TASK STATEMENT - Transcribe the entries exactly as they stand below, passing over any picture.

-- MATERIAL SHOWN follows --

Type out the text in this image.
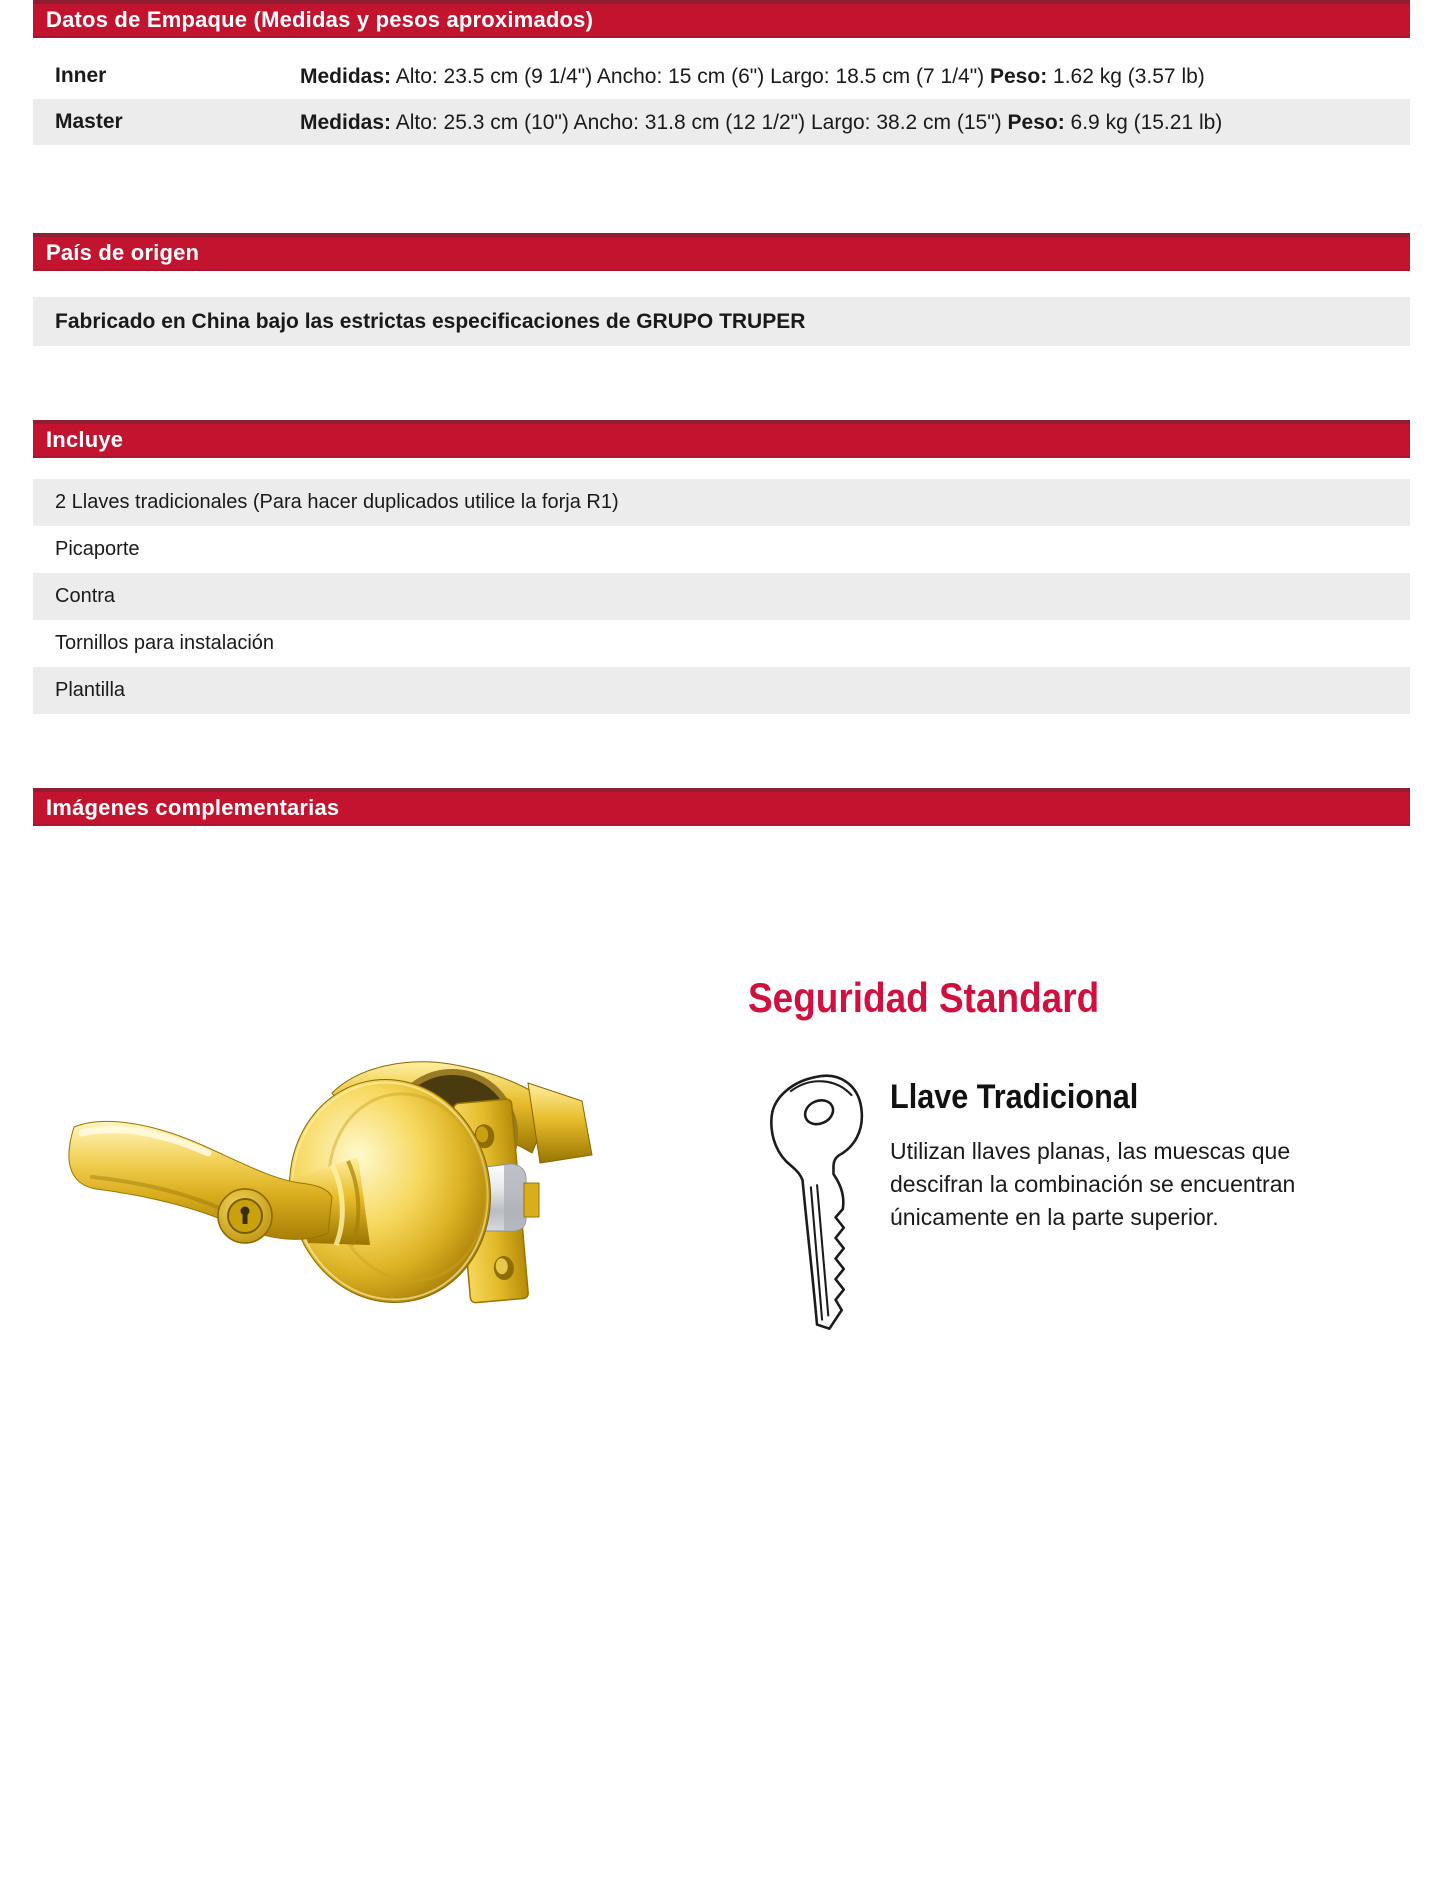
Datos de Empaque (Medidas y pesos aproximados)
Inner	Medidas: Alto: 23.5 cm (9 1/4") Ancho: 15 cm (6") Largo: 18.5 cm (7 1/4") Peso: 1.62 kg (3.57 lb)
Master	Medidas: Alto: 25.3 cm (10") Ancho: 31.8 cm (12 1/2") Largo: 38.2 cm (15") Peso: 6.9 kg (15.21 lb)
País de origen
Fabricado en China bajo las estrictas especificaciones de GRUPO TRUPER
Incluye
2 Llaves tradicionales (Para hacer duplicados utilice la forja R1)
Picaporte
Contra
Tornillos para instalación
Plantilla
Imágenes complementarias
Seguridad Standard
Llave Tradicional

Utilizan llaves planas, las muescas que descifran la combinación se encuentran únicamente en la parte superior.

-- MATERIAL SHOWN concluded --

ANSWER SECTION -
Type out the text in this image.
Datos de Empaque (Medidas y pesos aproximados)
Inner	Medidas: Alto: 23.5 cm (9 1/4") Ancho: 15 cm (6") Largo: 18.5 cm (7 1/4") Peso: 1.62 kg (3.57 lb)
Master	Medidas: Alto: 25.3 cm (10") Ancho: 31.8 cm (12 1/2") Largo: 38.2 cm (15") Peso: 6.9 kg (15.21 lb)
País de origen
Fabricado en China bajo las estrictas especificaciones de GRUPO TRUPER
Incluye
2 Llaves tradicionales (Para hacer duplicados utilice la forja R1)
Picaporte
Contra
Tornillos para instalación
Plantilla
Imágenes complementarias
Seguridad Standard
Llave Tradicional

Utilizan llaves planas, las muescas que descifran la combinación se encuentran únicamente en la parte superior.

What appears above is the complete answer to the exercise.